▶ [SUPPLIED INFORMATION]:
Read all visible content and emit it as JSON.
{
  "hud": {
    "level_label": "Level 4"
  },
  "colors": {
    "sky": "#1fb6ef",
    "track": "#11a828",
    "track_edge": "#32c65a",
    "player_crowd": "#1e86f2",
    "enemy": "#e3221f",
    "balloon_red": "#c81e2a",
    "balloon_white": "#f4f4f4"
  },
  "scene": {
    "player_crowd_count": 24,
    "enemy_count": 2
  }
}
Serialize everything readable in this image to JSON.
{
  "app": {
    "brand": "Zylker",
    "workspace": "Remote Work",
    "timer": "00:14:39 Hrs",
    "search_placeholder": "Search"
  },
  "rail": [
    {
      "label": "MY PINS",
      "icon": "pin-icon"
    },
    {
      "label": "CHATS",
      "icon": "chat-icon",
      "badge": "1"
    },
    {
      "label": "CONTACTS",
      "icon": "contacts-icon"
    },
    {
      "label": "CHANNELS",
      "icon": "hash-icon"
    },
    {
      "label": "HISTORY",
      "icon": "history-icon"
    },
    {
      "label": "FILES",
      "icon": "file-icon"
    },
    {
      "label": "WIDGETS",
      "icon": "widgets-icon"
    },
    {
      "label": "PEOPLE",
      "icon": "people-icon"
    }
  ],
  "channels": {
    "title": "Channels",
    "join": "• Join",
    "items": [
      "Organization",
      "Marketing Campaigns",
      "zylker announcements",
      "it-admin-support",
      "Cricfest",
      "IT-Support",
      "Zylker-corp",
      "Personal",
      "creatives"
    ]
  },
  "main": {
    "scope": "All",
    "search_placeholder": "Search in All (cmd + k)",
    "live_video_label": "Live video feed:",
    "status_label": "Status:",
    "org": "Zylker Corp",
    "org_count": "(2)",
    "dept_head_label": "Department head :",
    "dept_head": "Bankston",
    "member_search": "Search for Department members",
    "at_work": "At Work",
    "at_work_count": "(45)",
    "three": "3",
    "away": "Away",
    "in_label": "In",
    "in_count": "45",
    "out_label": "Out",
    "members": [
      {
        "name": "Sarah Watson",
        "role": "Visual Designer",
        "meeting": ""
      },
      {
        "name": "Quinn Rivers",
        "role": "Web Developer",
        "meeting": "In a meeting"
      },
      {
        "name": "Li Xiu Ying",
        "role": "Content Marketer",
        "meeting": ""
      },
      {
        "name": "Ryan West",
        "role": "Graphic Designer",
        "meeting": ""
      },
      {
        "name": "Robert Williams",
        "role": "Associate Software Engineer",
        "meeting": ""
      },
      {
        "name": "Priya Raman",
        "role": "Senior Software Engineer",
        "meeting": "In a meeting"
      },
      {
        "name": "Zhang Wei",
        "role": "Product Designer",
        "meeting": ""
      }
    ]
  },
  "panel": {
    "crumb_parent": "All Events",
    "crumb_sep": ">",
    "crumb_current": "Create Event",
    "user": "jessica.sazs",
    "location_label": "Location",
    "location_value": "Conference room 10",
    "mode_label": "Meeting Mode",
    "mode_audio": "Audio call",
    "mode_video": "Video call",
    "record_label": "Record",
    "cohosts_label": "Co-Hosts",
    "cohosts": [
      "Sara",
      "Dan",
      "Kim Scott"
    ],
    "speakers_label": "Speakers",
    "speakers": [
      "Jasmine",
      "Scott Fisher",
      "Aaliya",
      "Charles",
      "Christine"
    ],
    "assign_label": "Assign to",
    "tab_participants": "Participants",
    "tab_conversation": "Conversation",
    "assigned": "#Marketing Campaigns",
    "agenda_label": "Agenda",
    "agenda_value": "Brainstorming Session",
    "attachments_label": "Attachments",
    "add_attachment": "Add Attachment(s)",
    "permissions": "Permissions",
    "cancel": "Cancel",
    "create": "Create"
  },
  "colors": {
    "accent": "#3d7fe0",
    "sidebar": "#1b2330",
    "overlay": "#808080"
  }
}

▶ [INSTRUCTIONS TO FOLLOW]: Show all lines above holding "Designer".

▶ [EXERCISE ANSWER]:
        "role": "Visual Designer",
        "role": "Graphic Designer",
        "role": "Product Designer",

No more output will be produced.